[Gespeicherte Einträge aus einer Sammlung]

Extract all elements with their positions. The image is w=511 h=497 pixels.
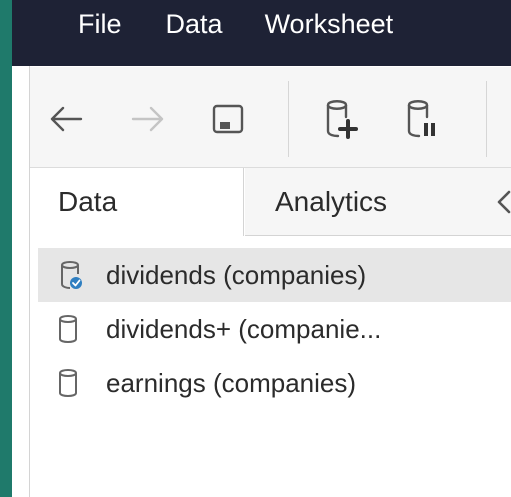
- back-button[interactable]: [44, 97, 88, 141]
- menu-data[interactable]: Data: [166, 0, 223, 57]
- data-source-item[interactable]: earnings (companies): [38, 356, 511, 410]
- accent-bar: [0, 0, 12, 497]
- database-icon: [59, 315, 77, 343]
- data-source-label: dividends+ (companie...: [106, 314, 382, 344]
- left-edge-panel: [12, 66, 30, 497]
- pane-tabs: Data Analytics: [30, 168, 511, 236]
- data-source-item[interactable]: dividends+ (companie...: [38, 302, 511, 356]
- toolbar-separator: [288, 81, 289, 157]
- data-source-item[interactable]: dividends (companies): [38, 248, 511, 302]
- tab-analytics-label: Analytics: [275, 185, 388, 217]
- tab-data-label: Data: [58, 186, 118, 217]
- new-data-source-icon: [326, 100, 358, 139]
- tab-analytics[interactable]: Analytics: [245, 168, 511, 236]
- toolbar-separator-2: [486, 81, 487, 157]
- forward-arrow-icon: [131, 106, 164, 132]
- data-source-label: earnings (companies): [106, 368, 357, 398]
- menu-file[interactable]: File: [78, 0, 122, 57]
- chevron-left-icon[interactable]: [493, 188, 511, 216]
- menu-bar: File Data Worksheet: [12, 0, 511, 66]
- app-window: File Data Worksheet Data Analytics divid…: [0, 0, 511, 497]
- database-active-icon: [61, 261, 82, 289]
- data-source-list: dividends (companies) dividends+ (compan…: [38, 248, 511, 410]
- new-data-source-button[interactable]: [320, 97, 364, 141]
- save-icon: [212, 104, 244, 134]
- pause-auto-updates-button[interactable]: [400, 97, 444, 141]
- forward-button[interactable]: [126, 97, 170, 141]
- menu-worksheet[interactable]: Worksheet: [265, 0, 394, 57]
- database-icon: [59, 369, 77, 397]
- save-button[interactable]: [206, 97, 250, 141]
- toolbar: [30, 67, 511, 168]
- tab-data[interactable]: Data: [30, 168, 244, 236]
- pause-auto-updates-icon: [407, 100, 435, 138]
- data-source-label: dividends (companies): [106, 260, 367, 290]
- back-arrow-icon: [50, 106, 83, 132]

- _Worum es geht_: Ersetze in allen Einträgen "earnings" durch "revenue" und gib die Zeilen sonst unverändert wieder. Die Bilder lässt du in der Antwort weg.

- _Endgültige Antwort_:
Extract all elements with their positions. The image is w=511 h=497 pixels.
- back-button[interactable]: [44, 97, 88, 141]
- menu-data[interactable]: Data: [166, 0, 223, 57]
- data-source-item[interactable]: revenue (companies): [38, 356, 511, 410]
- accent-bar: [0, 0, 12, 497]
- database-icon: [59, 315, 77, 343]
- data-source-label: dividends+ (companie...: [106, 314, 382, 344]
- left-edge-panel: [12, 66, 30, 497]
- pane-tabs: Data Analytics: [30, 168, 511, 236]
- data-source-item[interactable]: dividends+ (companie...: [38, 302, 511, 356]
- toolbar-separator: [288, 81, 289, 157]
- data-source-item[interactable]: dividends (companies): [38, 248, 511, 302]
- tab-analytics-label: Analytics: [275, 185, 388, 217]
- tab-data-label: Data: [58, 186, 118, 217]
- new-data-source-icon: [326, 100, 358, 139]
- tab-analytics[interactable]: Analytics: [245, 168, 511, 236]
- toolbar-separator-2: [486, 81, 487, 157]
- forward-arrow-icon: [131, 106, 164, 132]
- data-source-label: revenue (companies): [106, 368, 357, 398]
- menu-file[interactable]: File: [78, 0, 122, 57]
- chevron-left-icon[interactable]: [493, 188, 511, 216]
- menu-bar: File Data Worksheet: [12, 0, 511, 66]
- app-window: File Data Worksheet Data Analytics divid…: [0, 0, 511, 497]
- database-active-icon: [61, 261, 82, 289]
- data-source-list: dividends (companies) dividends+ (compan…: [38, 248, 511, 410]
- new-data-source-button[interactable]: [320, 97, 364, 141]
- save-icon: [212, 104, 244, 134]
- pause-auto-updates-button[interactable]: [400, 97, 444, 141]
- forward-button[interactable]: [126, 97, 170, 141]
- menu-worksheet[interactable]: Worksheet: [265, 0, 394, 57]
- database-icon: [59, 369, 77, 397]
- save-button[interactable]: [206, 97, 250, 141]
- toolbar: [30, 67, 511, 168]
- tab-data[interactable]: Data: [30, 168, 244, 236]
- pause-auto-updates-icon: [407, 100, 435, 138]
- data-source-label: dividends (companies): [106, 260, 367, 290]
- back-arrow-icon: [50, 106, 83, 132]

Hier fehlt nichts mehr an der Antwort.